WHAT YOU SHOULD DO: Skip the pictures and extract all of the lines exactly as written.

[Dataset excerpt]
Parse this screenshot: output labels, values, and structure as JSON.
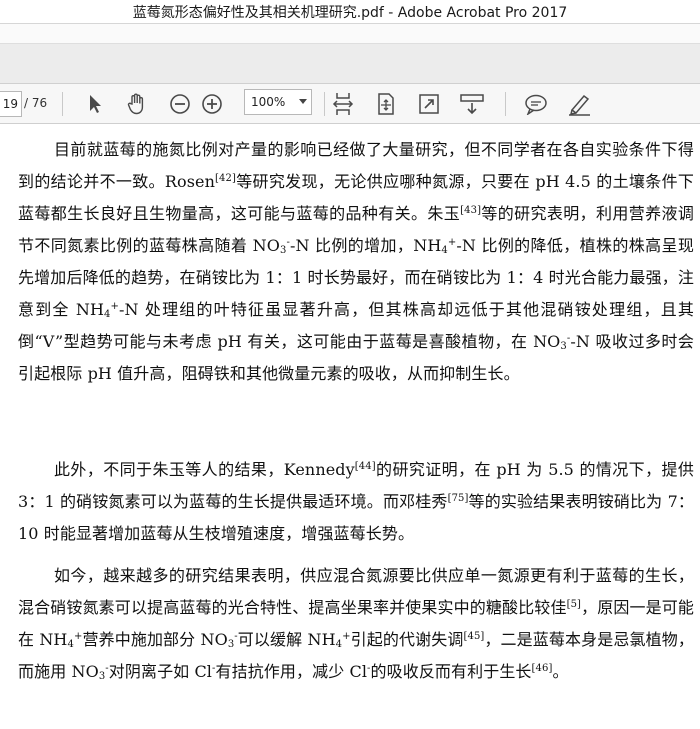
{
  "window": {
    "title": "蓝莓氮形态偏好性及其相关机理研究.pdf - Adobe Acrobat Pro 2017"
  },
  "toolbar": {
    "page_current": "19",
    "page_total": "/ 76",
    "zoom_level": "100%",
    "icon_color": "#4a4a4a"
  },
  "document": {
    "paragraphs": [
      {
        "text_a": "目前就蓝莓的施氮比例对产量的影响已经做了大量研究，但不同学者在各自实验条件下得到的结论并不一致。Rosen",
        "ref_a": "[42]",
        "text_b": "等研究发现，无论供应哪种氮源，只要在 pH 4.5 的土壤条件下蓝莓都生长良好且生物量高，这可能与蓝莓的品种有关。朱玉",
        "ref_b": "[43]",
        "text_c": "等的研究表明，利用营养液调节不同氮素比例的蓝莓株高随着 NO",
        "sub_1": "3",
        "sup_1": "-",
        "text_d": "-N 比例的增加，NH",
        "sub_2": "4",
        "sup_2": "+",
        "text_e": "-N 比例的降低，植株的株高呈现先增加后降低的趋势，在硝铵比为 1：1 时长势最好，而在硝铵比为 1：4 时光合能力最强，注意到全 NH",
        "sub_3": "4",
        "sup_3": "+",
        "text_f": "-N 处理组的叶特征虽显著升高，但其株高却远低于其他混硝铵处理组，且其倒“V”型趋势可能与未考虑 pH 有关，这可能由于蓝莓是喜酸植物，在 NO",
        "sub_4": "3",
        "sup_4": "-",
        "text_g": "-N 吸收过多时会引起根际 pH 值升高，阻碍铁和其他微量元素的吸收，从而抑制生长。"
      },
      {
        "text_a": "此外，不同于朱玉等人的结果，Kennedy",
        "ref_a": "[44]",
        "text_b": "的研究证明，在 pH 为 5.5 的情况下，提供 3：1 的硝铵氮素可以为蓝莓的生长提供最适环境。而邓桂秀",
        "ref_b": "[75]",
        "text_c": "等的实验结果表明铵硝比为 7：10 时能显著增加蓝莓从生枝增殖速度，增强蓝莓长势。"
      },
      {
        "text_a": "如今，越来越多的研究结果表明，供应混合氮源要比供应单一氮源更有利于蓝莓的生长，混合硝铵氮素可以提高蓝莓的光合特性、提高坐果率并使果实中的糖酸比较佳",
        "ref_a": "[5]",
        "text_b": "，原因一是可能在 NH",
        "sub_1": "4",
        "sup_1": "+",
        "text_c": "营养中施加部分 NO",
        "sub_2": "3",
        "sup_2": "-",
        "text_d": "可以缓解 NH",
        "sub_3": "4",
        "sup_3": "+",
        "text_e": "引起的代谢失调",
        "ref_b": "[45]",
        "text_f": "，二是蓝莓本身是忌氯植物，而施用 NO",
        "sub_4": "3",
        "sup_4": "-",
        "text_g": "对阴离子如 Cl",
        "sup_5": "-",
        "text_h": "有拮抗作用，减少 Cl",
        "sup_6": "-",
        "text_i": "的吸收反而有利于生长",
        "ref_c": "[46]",
        "text_j": "。"
      }
    ]
  }
}
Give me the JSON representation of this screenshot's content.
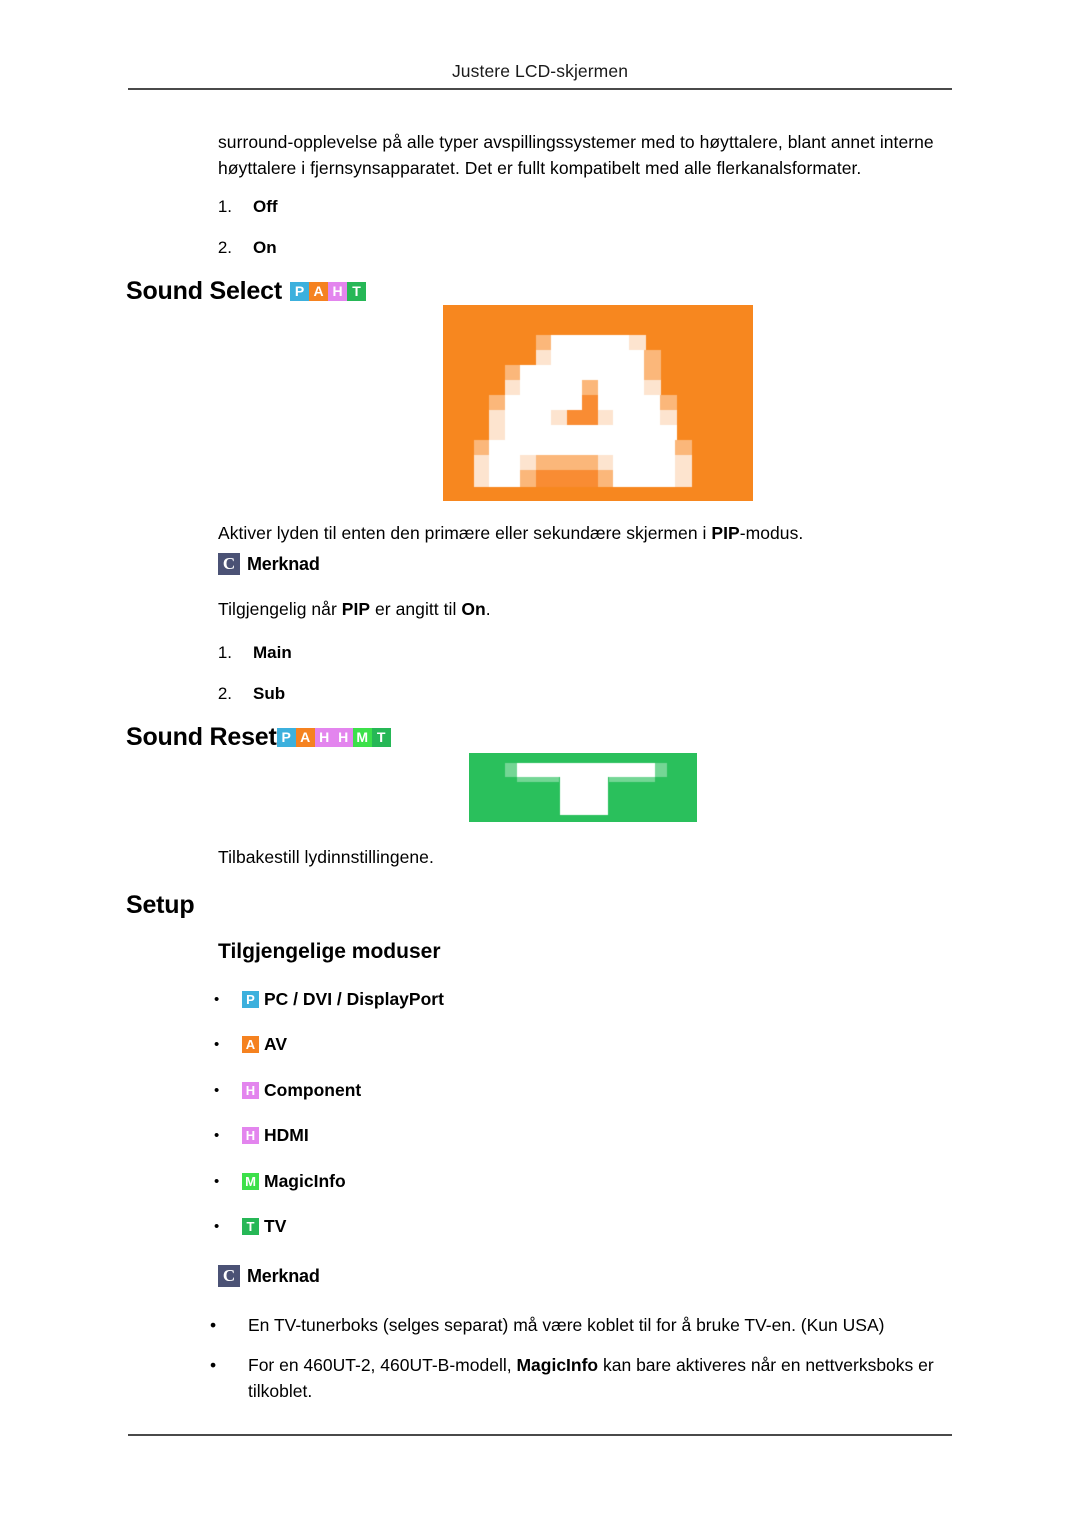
{
  "header": {
    "title": "Justere LCD-skjermen"
  },
  "intro": {
    "paragraph": "surround-opplevelse på alle typer avspillingssystemer med to høyttalere, blant annet interne høyttalere i fjernsynsapparatet. Det er fullt kompatibelt med alle flerkanalsformater."
  },
  "onoff_list": [
    {
      "num": "1.",
      "label": "Off"
    },
    {
      "num": "2.",
      "label": "On"
    }
  ],
  "sound_select": {
    "heading": "Sound Select",
    "badges": [
      {
        "letter": "P",
        "color": "#3cb0dd"
      },
      {
        "letter": "A",
        "color": "#f58220"
      },
      {
        "letter": "H",
        "color": "#e385ee"
      },
      {
        "letter": "T",
        "color": "#26b756"
      }
    ],
    "figure": {
      "name": "sound-select-screenshot",
      "letter": "A",
      "background": "#f7871f",
      "foreground": "#ffffff"
    },
    "description_before": "Aktiver lyden til enten den primære eller sekundære skjermen i ",
    "description_bold": "PIP",
    "description_after": "-modus.",
    "note": {
      "icon": "C",
      "label": "Merknad",
      "text_before": "Tilgjengelig når ",
      "text_bold1": "PIP",
      "text_middle": " er angitt til ",
      "text_bold2": "On",
      "text_after": "."
    },
    "options": [
      {
        "num": "1.",
        "label": "Main"
      },
      {
        "num": "2.",
        "label": "Sub"
      }
    ]
  },
  "sound_reset": {
    "heading": "Sound Reset",
    "badges": [
      {
        "letter": "P",
        "color": "#3cb0dd"
      },
      {
        "letter": "A",
        "color": "#f58220"
      },
      {
        "letter": "H",
        "color": "#e385ee"
      },
      {
        "letter": "H",
        "color": "#e385ee"
      },
      {
        "letter": "M",
        "color": "#3ce04a"
      },
      {
        "letter": "T",
        "color": "#26b756"
      }
    ],
    "figure": {
      "name": "sound-reset-screenshot",
      "letter": "T",
      "background": "#2ac05c",
      "foreground": "#ffffff"
    },
    "description": "Tilbakestill lydinnstillingene."
  },
  "setup": {
    "heading": "Setup",
    "subheading": "Tilgjengelige moduser",
    "modes": [
      {
        "badge": "P",
        "color": "#3cb0dd",
        "label": "PC / DVI / DisplayPort"
      },
      {
        "badge": "A",
        "color": "#f58220",
        "label": "AV"
      },
      {
        "badge": "H",
        "color": "#e385ee",
        "label": "Component"
      },
      {
        "badge": "H",
        "color": "#e385ee",
        "label": "HDMI"
      },
      {
        "badge": "M",
        "color": "#3ce04a",
        "label": "MagicInfo"
      },
      {
        "badge": "T",
        "color": "#26b756",
        "label": "TV"
      }
    ],
    "note": {
      "icon": "C",
      "label": "Merknad"
    },
    "notes": [
      {
        "text": "En TV-tunerboks (selges separat) må være koblet til for å bruke TV-en. (Kun USA)"
      },
      {
        "before": "For en 460UT-2, 460UT-B-modell, ",
        "bold": "MagicInfo",
        "after": " kan bare aktiveres når en nettverksboks er tilkoblet."
      }
    ]
  },
  "bullet_glyph": "•"
}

OUTPUT:
Parse this screenshot: output labels, values, and structure as JSON.
{
  "window": {
    "title": "蓝莓氮形态偏好性及其相关机理研究.pdf - Adobe Acrobat Pro 2017"
  },
  "toolbar": {
    "page_current": "19",
    "page_total": "/ 76",
    "zoom_level": "100%",
    "icon_color": "#4a4a4a"
  },
  "document": {
    "paragraphs": [
      {
        "text_a": "目前就蓝莓的施氮比例对产量的影响已经做了大量研究，但不同学者在各自实验条件下得到的结论并不一致。Rosen",
        "ref_a": "[42]",
        "text_b": "等研究发现，无论供应哪种氮源，只要在 pH 4.5 的土壤条件下蓝莓都生长良好且生物量高，这可能与蓝莓的品种有关。朱玉",
        "ref_b": "[43]",
        "text_c": "等的研究表明，利用营养液调节不同氮素比例的蓝莓株高随着 NO",
        "sub_1": "3",
        "sup_1": "-",
        "text_d": "-N 比例的增加，NH",
        "sub_2": "4",
        "sup_2": "+",
        "text_e": "-N 比例的降低，植株的株高呈现先增加后降低的趋势，在硝铵比为 1：1 时长势最好，而在硝铵比为 1：4 时光合能力最强，注意到全 NH",
        "sub_3": "4",
        "sup_3": "+",
        "text_f": "-N 处理组的叶特征虽显著升高，但其株高却远低于其他混硝铵处理组，且其倒“V”型趋势可能与未考虑 pH 有关，这可能由于蓝莓是喜酸植物，在 NO",
        "sub_4": "3",
        "sup_4": "-",
        "text_g": "-N 吸收过多时会引起根际 pH 值升高，阻碍铁和其他微量元素的吸收，从而抑制生长。"
      },
      {
        "text_a": "此外，不同于朱玉等人的结果，Kennedy",
        "ref_a": "[44]",
        "text_b": "的研究证明，在 pH 为 5.5 的情况下，提供 3：1 的硝铵氮素可以为蓝莓的生长提供最适环境。而邓桂秀",
        "ref_b": "[75]",
        "text_c": "等的实验结果表明铵硝比为 7：10 时能显著增加蓝莓从生枝增殖速度，增强蓝莓长势。"
      },
      {
        "text_a": "如今，越来越多的研究结果表明，供应混合氮源要比供应单一氮源更有利于蓝莓的生长，混合硝铵氮素可以提高蓝莓的光合特性、提高坐果率并使果实中的糖酸比较佳",
        "ref_a": "[5]",
        "text_b": "，原因一是可能在 NH",
        "sub_1": "4",
        "sup_1": "+",
        "text_c": "营养中施加部分 NO",
        "sub_2": "3",
        "sup_2": "-",
        "text_d": "可以缓解 NH",
        "sub_3": "4",
        "sup_3": "+",
        "text_e": "引起的代谢失调",
        "ref_b": "[45]",
        "text_f": "，二是蓝莓本身是忌氯植物，而施用 NO",
        "sub_4": "3",
        "sup_4": "-",
        "text_g": "对阴离子如 Cl",
        "sup_5": "-",
        "text_h": "有拮抗作用，减少 Cl",
        "sup_6": "-",
        "text_i": "的吸收反而有利于生长",
        "ref_c": "[46]",
        "text_j": "。"
      }
    ]
  }
}
Give me the JSON representation of this screenshot's content.
{
  "header": {
    "title": "Justere LCD-skjermen"
  },
  "intro": {
    "paragraph": "surround-opplevelse på alle typer avspillingssystemer med to høyttalere, blant annet interne høyttalere i fjernsynsapparatet. Det er fullt kompatibelt med alle flerkanalsformater."
  },
  "onoff_list": [
    {
      "num": "1.",
      "label": "Off"
    },
    {
      "num": "2.",
      "label": "On"
    }
  ],
  "sound_select": {
    "heading": "Sound Select",
    "badges": [
      {
        "letter": "P",
        "color": "#3cb0dd"
      },
      {
        "letter": "A",
        "color": "#f58220"
      },
      {
        "letter": "H",
        "color": "#e385ee"
      },
      {
        "letter": "T",
        "color": "#26b756"
      }
    ],
    "figure": {
      "name": "sound-select-screenshot",
      "letter": "A",
      "background": "#f7871f",
      "foreground": "#ffffff"
    },
    "description_before": "Aktiver lyden til enten den primære eller sekundære skjermen i ",
    "description_bold": "PIP",
    "description_after": "-modus.",
    "note": {
      "icon": "C",
      "label": "Merknad",
      "text_before": "Tilgjengelig når ",
      "text_bold1": "PIP",
      "text_middle": " er angitt til ",
      "text_bold2": "On",
      "text_after": "."
    },
    "options": [
      {
        "num": "1.",
        "label": "Main"
      },
      {
        "num": "2.",
        "label": "Sub"
      }
    ]
  },
  "sound_reset": {
    "heading": "Sound Reset",
    "badges": [
      {
        "letter": "P",
        "color": "#3cb0dd"
      },
      {
        "letter": "A",
        "color": "#f58220"
      },
      {
        "letter": "H",
        "color": "#e385ee"
      },
      {
        "letter": "H",
        "color": "#e385ee"
      },
      {
        "letter": "M",
        "color": "#3ce04a"
      },
      {
        "letter": "T",
        "color": "#26b756"
      }
    ],
    "figure": {
      "name": "sound-reset-screenshot",
      "letter": "T",
      "background": "#2ac05c",
      "foreground": "#ffffff"
    },
    "description": "Tilbakestill lydinnstillingene."
  },
  "setup": {
    "heading": "Setup",
    "subheading": "Tilgjengelige moduser",
    "modes": [
      {
        "badge": "P",
        "color": "#3cb0dd",
        "label": "PC / DVI / DisplayPort"
      },
      {
        "badge": "A",
        "color": "#f58220",
        "label": "AV"
      },
      {
        "badge": "H",
        "color": "#e385ee",
        "label": "Component"
      },
      {
        "badge": "H",
        "color": "#e385ee",
        "label": "HDMI"
      },
      {
        "badge": "M",
        "color": "#3ce04a",
        "label": "MagicInfo"
      },
      {
        "badge": "T",
        "color": "#26b756",
        "label": "TV"
      }
    ],
    "note": {
      "icon": "C",
      "label": "Merknad"
    },
    "notes": [
      {
        "text": "En TV-tunerboks (selges separat) må være koblet til for å bruke TV-en. (Kun USA)"
      },
      {
        "before": "For en 460UT-2, 460UT-B-modell, ",
        "bold": "MagicInfo",
        "after": " kan bare aktiveres når en nettverksboks er tilkoblet."
      }
    ]
  },
  "bullet_glyph": "•"
}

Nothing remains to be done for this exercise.